[Start of Exercise material]

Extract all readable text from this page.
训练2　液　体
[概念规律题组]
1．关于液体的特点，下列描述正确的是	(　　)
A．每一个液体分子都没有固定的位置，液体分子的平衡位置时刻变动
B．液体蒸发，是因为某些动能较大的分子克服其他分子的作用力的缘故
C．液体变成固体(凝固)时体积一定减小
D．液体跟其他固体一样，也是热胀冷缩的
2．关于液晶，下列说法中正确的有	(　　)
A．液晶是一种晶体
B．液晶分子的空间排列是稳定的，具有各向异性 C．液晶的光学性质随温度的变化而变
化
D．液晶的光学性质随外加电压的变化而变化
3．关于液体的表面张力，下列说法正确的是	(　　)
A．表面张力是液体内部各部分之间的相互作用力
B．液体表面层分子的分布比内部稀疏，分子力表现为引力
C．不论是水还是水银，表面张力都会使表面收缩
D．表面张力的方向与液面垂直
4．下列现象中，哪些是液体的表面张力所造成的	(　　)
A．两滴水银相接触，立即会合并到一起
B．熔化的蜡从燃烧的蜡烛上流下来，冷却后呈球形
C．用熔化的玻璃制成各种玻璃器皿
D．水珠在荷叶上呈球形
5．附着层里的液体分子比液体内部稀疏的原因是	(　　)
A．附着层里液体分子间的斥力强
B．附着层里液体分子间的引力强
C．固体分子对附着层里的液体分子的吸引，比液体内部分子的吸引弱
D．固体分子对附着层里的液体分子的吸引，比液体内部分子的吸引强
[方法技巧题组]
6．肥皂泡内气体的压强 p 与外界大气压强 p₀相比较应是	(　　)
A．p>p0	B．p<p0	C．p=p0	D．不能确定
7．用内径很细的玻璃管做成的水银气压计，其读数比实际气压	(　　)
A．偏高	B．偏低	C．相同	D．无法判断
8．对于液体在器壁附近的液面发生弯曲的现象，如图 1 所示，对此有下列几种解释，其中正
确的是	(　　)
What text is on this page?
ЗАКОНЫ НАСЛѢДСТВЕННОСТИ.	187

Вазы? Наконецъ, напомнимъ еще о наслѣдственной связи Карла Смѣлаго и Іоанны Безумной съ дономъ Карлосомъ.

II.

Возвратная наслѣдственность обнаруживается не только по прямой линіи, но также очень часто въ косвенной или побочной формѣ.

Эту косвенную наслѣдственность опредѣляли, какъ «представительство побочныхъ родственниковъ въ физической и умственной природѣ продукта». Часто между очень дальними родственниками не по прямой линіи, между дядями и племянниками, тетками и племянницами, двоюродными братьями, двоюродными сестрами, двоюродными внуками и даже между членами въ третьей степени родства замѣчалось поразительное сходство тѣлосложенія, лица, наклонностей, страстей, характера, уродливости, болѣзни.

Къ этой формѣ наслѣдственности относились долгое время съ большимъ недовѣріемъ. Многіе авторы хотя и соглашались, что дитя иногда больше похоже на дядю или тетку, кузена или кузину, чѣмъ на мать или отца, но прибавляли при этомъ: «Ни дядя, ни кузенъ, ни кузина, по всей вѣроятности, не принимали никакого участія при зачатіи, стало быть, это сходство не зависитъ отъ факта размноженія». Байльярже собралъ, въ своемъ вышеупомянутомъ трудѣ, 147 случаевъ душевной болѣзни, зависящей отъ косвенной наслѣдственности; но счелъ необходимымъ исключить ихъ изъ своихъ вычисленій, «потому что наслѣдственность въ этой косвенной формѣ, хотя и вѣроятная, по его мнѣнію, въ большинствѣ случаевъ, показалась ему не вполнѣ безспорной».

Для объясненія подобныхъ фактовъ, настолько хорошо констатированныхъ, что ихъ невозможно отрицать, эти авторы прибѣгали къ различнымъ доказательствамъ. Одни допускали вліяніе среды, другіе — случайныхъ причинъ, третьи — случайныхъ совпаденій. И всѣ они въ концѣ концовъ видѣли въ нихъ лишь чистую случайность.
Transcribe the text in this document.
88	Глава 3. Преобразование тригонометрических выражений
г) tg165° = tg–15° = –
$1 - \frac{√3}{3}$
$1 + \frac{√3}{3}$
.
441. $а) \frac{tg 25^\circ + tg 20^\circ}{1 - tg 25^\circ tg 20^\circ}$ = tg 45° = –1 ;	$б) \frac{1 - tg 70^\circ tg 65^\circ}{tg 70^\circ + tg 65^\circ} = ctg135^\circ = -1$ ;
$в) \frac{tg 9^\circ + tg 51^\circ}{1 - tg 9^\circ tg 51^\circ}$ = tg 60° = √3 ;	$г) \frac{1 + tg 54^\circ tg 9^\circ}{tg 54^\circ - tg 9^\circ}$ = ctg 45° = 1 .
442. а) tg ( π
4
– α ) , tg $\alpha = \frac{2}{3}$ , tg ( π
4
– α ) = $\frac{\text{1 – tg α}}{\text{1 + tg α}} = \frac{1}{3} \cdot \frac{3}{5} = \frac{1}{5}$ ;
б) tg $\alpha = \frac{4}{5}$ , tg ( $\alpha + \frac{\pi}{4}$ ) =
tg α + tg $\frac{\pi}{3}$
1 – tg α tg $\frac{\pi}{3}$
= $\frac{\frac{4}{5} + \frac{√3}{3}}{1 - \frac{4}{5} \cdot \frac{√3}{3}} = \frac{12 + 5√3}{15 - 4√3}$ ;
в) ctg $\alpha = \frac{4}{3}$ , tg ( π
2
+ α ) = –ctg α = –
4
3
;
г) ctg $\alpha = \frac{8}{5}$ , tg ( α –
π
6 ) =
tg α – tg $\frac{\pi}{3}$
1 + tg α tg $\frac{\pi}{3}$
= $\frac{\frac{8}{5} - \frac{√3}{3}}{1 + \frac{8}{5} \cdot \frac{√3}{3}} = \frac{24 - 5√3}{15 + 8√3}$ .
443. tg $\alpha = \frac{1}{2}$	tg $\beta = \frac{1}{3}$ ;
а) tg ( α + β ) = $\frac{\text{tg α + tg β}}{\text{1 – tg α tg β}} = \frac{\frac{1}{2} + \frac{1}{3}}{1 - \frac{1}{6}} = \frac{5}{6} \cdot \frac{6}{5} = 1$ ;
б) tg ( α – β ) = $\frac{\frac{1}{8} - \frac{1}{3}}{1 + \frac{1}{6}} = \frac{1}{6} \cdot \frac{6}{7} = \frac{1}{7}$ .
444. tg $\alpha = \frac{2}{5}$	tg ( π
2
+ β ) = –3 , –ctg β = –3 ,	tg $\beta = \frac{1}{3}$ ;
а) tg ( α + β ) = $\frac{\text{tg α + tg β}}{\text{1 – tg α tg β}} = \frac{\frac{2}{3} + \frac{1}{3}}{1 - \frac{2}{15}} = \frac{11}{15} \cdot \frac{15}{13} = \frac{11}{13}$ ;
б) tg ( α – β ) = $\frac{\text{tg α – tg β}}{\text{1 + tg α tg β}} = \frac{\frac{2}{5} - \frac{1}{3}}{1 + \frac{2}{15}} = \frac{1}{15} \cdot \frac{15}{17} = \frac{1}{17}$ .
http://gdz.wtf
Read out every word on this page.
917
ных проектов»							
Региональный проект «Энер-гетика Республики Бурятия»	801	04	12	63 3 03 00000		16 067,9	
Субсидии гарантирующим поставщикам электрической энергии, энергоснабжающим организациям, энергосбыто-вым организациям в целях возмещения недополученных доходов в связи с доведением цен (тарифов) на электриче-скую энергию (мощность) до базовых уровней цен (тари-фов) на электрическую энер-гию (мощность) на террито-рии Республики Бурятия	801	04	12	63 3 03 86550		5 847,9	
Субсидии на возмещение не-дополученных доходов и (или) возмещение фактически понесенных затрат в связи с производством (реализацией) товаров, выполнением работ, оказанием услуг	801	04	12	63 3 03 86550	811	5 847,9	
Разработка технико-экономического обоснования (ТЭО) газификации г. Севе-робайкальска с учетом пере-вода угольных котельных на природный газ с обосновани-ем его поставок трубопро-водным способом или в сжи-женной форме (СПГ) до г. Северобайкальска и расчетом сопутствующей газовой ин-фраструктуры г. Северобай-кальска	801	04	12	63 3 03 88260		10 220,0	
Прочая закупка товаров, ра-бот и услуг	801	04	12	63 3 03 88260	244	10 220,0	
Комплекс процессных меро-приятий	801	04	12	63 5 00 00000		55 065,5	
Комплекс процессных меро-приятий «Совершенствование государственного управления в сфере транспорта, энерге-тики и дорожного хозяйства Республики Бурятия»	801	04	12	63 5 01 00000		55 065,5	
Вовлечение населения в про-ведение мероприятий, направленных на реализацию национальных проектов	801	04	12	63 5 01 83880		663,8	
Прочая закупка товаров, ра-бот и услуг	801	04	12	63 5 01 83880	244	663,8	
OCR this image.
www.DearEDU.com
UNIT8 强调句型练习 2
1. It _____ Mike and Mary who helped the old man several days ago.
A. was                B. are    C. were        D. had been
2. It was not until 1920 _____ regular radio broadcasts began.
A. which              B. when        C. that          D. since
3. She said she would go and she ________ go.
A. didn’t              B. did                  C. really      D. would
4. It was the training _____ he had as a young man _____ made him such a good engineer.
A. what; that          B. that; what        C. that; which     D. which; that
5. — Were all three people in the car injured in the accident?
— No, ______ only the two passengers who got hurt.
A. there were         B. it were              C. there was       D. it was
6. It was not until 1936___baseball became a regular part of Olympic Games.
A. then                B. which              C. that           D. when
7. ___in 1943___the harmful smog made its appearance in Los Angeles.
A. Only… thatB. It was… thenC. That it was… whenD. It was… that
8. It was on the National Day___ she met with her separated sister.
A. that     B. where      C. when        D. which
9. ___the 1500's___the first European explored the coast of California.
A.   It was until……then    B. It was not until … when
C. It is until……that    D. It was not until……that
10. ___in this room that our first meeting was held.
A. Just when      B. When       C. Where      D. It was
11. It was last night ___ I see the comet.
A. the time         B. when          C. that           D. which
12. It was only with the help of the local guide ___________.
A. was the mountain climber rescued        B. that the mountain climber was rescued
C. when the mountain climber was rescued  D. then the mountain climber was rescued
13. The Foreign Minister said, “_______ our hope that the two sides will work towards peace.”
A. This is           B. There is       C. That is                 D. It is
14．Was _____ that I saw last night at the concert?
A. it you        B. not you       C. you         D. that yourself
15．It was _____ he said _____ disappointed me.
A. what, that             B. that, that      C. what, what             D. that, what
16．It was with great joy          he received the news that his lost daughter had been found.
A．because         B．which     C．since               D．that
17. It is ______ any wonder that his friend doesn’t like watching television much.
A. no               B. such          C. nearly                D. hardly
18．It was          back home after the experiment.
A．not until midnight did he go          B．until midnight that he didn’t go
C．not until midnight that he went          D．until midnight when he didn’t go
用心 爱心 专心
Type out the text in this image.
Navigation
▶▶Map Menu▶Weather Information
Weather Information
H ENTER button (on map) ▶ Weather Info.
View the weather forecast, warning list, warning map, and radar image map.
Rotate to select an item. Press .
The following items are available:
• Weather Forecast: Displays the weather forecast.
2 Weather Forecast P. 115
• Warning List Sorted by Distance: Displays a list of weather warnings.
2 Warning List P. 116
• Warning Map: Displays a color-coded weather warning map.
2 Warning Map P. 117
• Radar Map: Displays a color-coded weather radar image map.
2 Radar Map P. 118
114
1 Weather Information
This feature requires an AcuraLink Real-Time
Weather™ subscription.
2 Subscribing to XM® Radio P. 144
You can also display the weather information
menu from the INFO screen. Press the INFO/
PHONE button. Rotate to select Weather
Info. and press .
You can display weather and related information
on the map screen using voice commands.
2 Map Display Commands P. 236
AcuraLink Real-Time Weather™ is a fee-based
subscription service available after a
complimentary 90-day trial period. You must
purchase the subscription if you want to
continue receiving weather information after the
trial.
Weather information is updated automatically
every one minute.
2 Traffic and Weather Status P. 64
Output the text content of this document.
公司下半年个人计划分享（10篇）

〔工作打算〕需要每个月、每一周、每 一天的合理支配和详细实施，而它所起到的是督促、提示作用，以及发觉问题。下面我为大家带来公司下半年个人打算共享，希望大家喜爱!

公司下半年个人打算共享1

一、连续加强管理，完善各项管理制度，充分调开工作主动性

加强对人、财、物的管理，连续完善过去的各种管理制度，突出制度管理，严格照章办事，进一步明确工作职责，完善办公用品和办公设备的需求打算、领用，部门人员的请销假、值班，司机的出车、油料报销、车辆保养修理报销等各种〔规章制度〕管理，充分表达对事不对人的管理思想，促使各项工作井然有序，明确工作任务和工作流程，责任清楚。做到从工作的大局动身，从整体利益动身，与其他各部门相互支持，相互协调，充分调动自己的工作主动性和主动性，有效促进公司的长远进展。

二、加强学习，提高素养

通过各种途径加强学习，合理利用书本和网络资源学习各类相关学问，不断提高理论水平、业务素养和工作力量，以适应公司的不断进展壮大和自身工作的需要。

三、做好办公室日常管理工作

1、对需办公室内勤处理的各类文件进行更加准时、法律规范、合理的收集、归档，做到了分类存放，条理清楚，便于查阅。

[End of Exercise material]

- **Exercise goal**
Copy each line of the records containing the string "связи".

- **Output**
Вазы? Наконецъ, напомнимъ еще о наслѣдственной связи Карла Смѣлаго и Іоанны Безумной съ дономъ Карлосомъ.
Субсидии гарантирующим поставщикам электрической энергии, энергоснабжающим организациям, энергосбыто-вым организациям в целях возмещения недополученных доходов в связи с доведением цен (тарифов) на электриче-скую энергию (мощность) до базовых уровней цен (тари-фов) на электрическую энер-гию (мощность) на террито-рии Республики Бурятия	801	04	12	63 3 03 86550		5 847,9	
Субсидии на возмещение не-дополученных доходов и (или) возмещение фактически понесенных затрат в связи с производством (реализацией) товаров, выполнением работ, оказанием услуг	801	04	12	63 3 03 86550	811	5 847,9	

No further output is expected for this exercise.